# INSTRUCTIONS TO FOLLOW
Entries follow. Set all of them down as they stand.

— BEGIN —

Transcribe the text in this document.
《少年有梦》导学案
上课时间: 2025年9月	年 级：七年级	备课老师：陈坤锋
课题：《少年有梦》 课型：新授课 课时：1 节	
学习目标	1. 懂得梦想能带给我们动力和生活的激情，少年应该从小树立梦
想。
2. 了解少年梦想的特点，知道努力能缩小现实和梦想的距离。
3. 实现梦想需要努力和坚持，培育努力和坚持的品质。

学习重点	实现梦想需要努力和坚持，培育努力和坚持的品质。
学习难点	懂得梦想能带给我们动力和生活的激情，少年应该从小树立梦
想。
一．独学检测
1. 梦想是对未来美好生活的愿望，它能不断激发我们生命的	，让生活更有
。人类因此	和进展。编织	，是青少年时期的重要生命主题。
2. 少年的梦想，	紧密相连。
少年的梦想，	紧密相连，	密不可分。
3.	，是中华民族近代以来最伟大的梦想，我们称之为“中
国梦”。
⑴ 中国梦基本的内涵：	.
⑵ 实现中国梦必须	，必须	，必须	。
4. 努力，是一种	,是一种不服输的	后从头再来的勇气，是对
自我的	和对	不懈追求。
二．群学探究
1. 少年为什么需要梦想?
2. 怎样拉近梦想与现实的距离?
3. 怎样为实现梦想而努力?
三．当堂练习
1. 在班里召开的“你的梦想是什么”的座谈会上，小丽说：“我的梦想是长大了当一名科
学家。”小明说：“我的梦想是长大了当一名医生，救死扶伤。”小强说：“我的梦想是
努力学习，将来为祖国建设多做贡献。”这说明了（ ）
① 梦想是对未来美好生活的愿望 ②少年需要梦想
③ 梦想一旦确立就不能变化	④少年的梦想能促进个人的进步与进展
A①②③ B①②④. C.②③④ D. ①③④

— END —

# EXERCISE SOLUTION
Transcribe the text in this document.
《少年有梦》导学案
上课时间: 2025年9月	年 级：七年级	备课老师：陈坤锋
课题：《少年有梦》 课型：新授课 课时：1 节	
学习目标	1. 懂得梦想能带给我们动力和生活的激情，少年应该从小树立梦
想。
2. 了解少年梦想的特点，知道努力能缩小现实和梦想的距离。
3. 实现梦想需要努力和坚持，培育努力和坚持的品质。

学习重点	实现梦想需要努力和坚持，培育努力和坚持的品质。
学习难点	懂得梦想能带给我们动力和生活的激情，少年应该从小树立梦
想。
一．独学检测
1. 梦想是对未来美好生活的愿望，它能不断激发我们生命的	，让生活更有
。人类因此	和进展。编织	，是青少年时期的重要生命主题。
2. 少年的梦想，	紧密相连。
少年的梦想，	紧密相连，	密不可分。
3.	，是中华民族近代以来最伟大的梦想，我们称之为“中
国梦”。
⑴ 中国梦基本的内涵：	.
⑵ 实现中国梦必须	，必须	，必须	。
4. 努力，是一种	,是一种不服输的	后从头再来的勇气，是对
自我的	和对	不懈追求。
二．群学探究
1. 少年为什么需要梦想?
2. 怎样拉近梦想与现实的距离?
3. 怎样为实现梦想而努力?
三．当堂练习
1. 在班里召开的“你的梦想是什么”的座谈会上，小丽说：“我的梦想是长大了当一名科
学家。”小明说：“我的梦想是长大了当一名医生，救死扶伤。”小强说：“我的梦想是
努力学习，将来为祖国建设多做贡献。”这说明了（ ）
① 梦想是对未来美好生活的愿望 ②少年需要梦想
③ 梦想一旦确立就不能变化	④少年的梦想能促进个人的进步与进展
A①②③ B①②④. C.②③④ D. ①③④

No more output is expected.